### [PROBLEM DESCRIPTION]
Transcribe each line of the material as it is, and drop any picture.
>> Begin
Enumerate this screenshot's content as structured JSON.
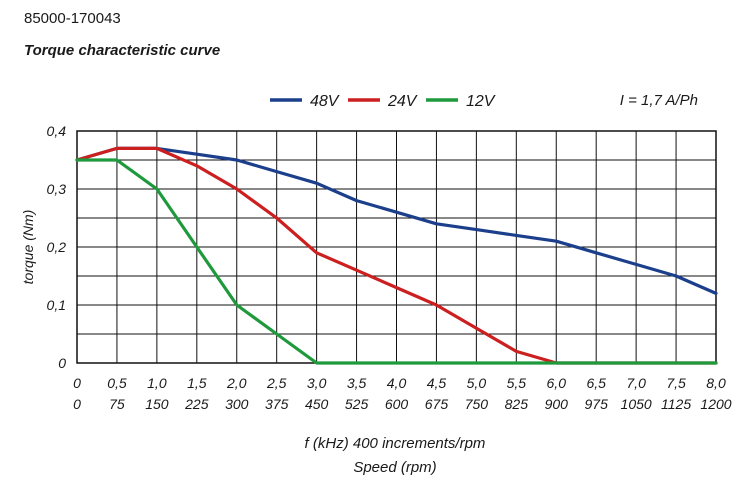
{
  "header": {
    "part_number": "85000-170043",
    "title": "Torque characteristic curve"
  },
  "chart_data": {
    "type": "line",
    "title": "Torque characteristic curve",
    "ylabel": "torque (Nm)",
    "xlabel": "f (kHz) 400 increments/rpm",
    "xlabel2": "Speed (rpm)",
    "current_note": "I = 1,7 A/Ph",
    "xlim": [
      0,
      8
    ],
    "ylim": [
      0,
      0.4
    ],
    "grid": true,
    "legend_position": "top",
    "x_ticks": [
      {
        "f": "0",
        "rpm": "0"
      },
      {
        "f": "0,5",
        "rpm": "75"
      },
      {
        "f": "1,0",
        "rpm": "150"
      },
      {
        "f": "1,5",
        "rpm": "225"
      },
      {
        "f": "2,0",
        "rpm": "300"
      },
      {
        "f": "2,5",
        "rpm": "375"
      },
      {
        "f": "3,0",
        "rpm": "450"
      },
      {
        "f": "3,5",
        "rpm": "525"
      },
      {
        "f": "4,0",
        "rpm": "600"
      },
      {
        "f": "4,5",
        "rpm": "675"
      },
      {
        "f": "5,0",
        "rpm": "750"
      },
      {
        "f": "5,5",
        "rpm": "825"
      },
      {
        "f": "6,0",
        "rpm": "900"
      },
      {
        "f": "6,5",
        "rpm": "975"
      },
      {
        "f": "7,0",
        "rpm": "1050"
      },
      {
        "f": "7,5",
        "rpm": "1125"
      },
      {
        "f": "8,0",
        "rpm": "1200"
      }
    ],
    "y_ticks": [
      "0",
      "0,1",
      "0,2",
      "0,3",
      "0,4"
    ],
    "series": [
      {
        "name": "48V",
        "color": "#1c3f8c",
        "x": [
          0,
          0.5,
          1.0,
          1.5,
          2.0,
          2.5,
          3.0,
          3.5,
          4.0,
          4.5,
          5.0,
          5.5,
          6.0,
          6.5,
          7.0,
          7.5,
          8.0
        ],
        "y": [
          0.35,
          0.37,
          0.37,
          0.36,
          0.35,
          0.33,
          0.31,
          0.28,
          0.26,
          0.24,
          0.23,
          0.22,
          0.21,
          0.19,
          0.17,
          0.15,
          0.12
        ]
      },
      {
        "name": "24V",
        "color": "#cc1f1f",
        "x": [
          0,
          0.5,
          1.0,
          1.5,
          2.0,
          2.5,
          3.0,
          3.5,
          4.0,
          4.5,
          5.0,
          5.5,
          6.0,
          8.0
        ],
        "y": [
          0.35,
          0.37,
          0.37,
          0.34,
          0.3,
          0.25,
          0.19,
          0.16,
          0.13,
          0.1,
          0.06,
          0.02,
          0,
          0
        ]
      },
      {
        "name": "12V",
        "color": "#1e9a3c",
        "x": [
          0,
          0.5,
          1.0,
          1.5,
          2.0,
          2.5,
          3.0,
          8.0
        ],
        "y": [
          0.35,
          0.35,
          0.3,
          0.2,
          0.1,
          0.05,
          0,
          0
        ]
      }
    ]
  }
}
>> End
### [IN RESPONSE]
Enumerate this screenshot's content as structured JSON.
{
  "header": {
    "part_number": "85000-170043",
    "title": "Torque characteristic curve"
  },
  "chart_data": {
    "type": "line",
    "title": "Torque characteristic curve",
    "ylabel": "torque (Nm)",
    "xlabel": "f (kHz) 400 increments/rpm",
    "xlabel2": "Speed (rpm)",
    "current_note": "I = 1,7 A/Ph",
    "xlim": [
      0,
      8
    ],
    "ylim": [
      0,
      0.4
    ],
    "grid": true,
    "legend_position": "top",
    "x_ticks": [
      {
        "f": "0",
        "rpm": "0"
      },
      {
        "f": "0,5",
        "rpm": "75"
      },
      {
        "f": "1,0",
        "rpm": "150"
      },
      {
        "f": "1,5",
        "rpm": "225"
      },
      {
        "f": "2,0",
        "rpm": "300"
      },
      {
        "f": "2,5",
        "rpm": "375"
      },
      {
        "f": "3,0",
        "rpm": "450"
      },
      {
        "f": "3,5",
        "rpm": "525"
      },
      {
        "f": "4,0",
        "rpm": "600"
      },
      {
        "f": "4,5",
        "rpm": "675"
      },
      {
        "f": "5,0",
        "rpm": "750"
      },
      {
        "f": "5,5",
        "rpm": "825"
      },
      {
        "f": "6,0",
        "rpm": "900"
      },
      {
        "f": "6,5",
        "rpm": "975"
      },
      {
        "f": "7,0",
        "rpm": "1050"
      },
      {
        "f": "7,5",
        "rpm": "1125"
      },
      {
        "f": "8,0",
        "rpm": "1200"
      }
    ],
    "y_ticks": [
      "0",
      "0,1",
      "0,2",
      "0,3",
      "0,4"
    ],
    "series": [
      {
        "name": "48V",
        "color": "#1c3f8c",
        "x": [
          0,
          0.5,
          1.0,
          1.5,
          2.0,
          2.5,
          3.0,
          3.5,
          4.0,
          4.5,
          5.0,
          5.5,
          6.0,
          6.5,
          7.0,
          7.5,
          8.0
        ],
        "y": [
          0.35,
          0.37,
          0.37,
          0.36,
          0.35,
          0.33,
          0.31,
          0.28,
          0.26,
          0.24,
          0.23,
          0.22,
          0.21,
          0.19,
          0.17,
          0.15,
          0.12
        ]
      },
      {
        "name": "24V",
        "color": "#cc1f1f",
        "x": [
          0,
          0.5,
          1.0,
          1.5,
          2.0,
          2.5,
          3.0,
          3.5,
          4.0,
          4.5,
          5.0,
          5.5,
          6.0,
          8.0
        ],
        "y": [
          0.35,
          0.37,
          0.37,
          0.34,
          0.3,
          0.25,
          0.19,
          0.16,
          0.13,
          0.1,
          0.06,
          0.02,
          0,
          0
        ]
      },
      {
        "name": "12V",
        "color": "#1e9a3c",
        "x": [
          0,
          0.5,
          1.0,
          1.5,
          2.0,
          2.5,
          3.0,
          8.0
        ],
        "y": [
          0.35,
          0.35,
          0.3,
          0.2,
          0.1,
          0.05,
          0,
          0
        ]
      }
    ]
  }
}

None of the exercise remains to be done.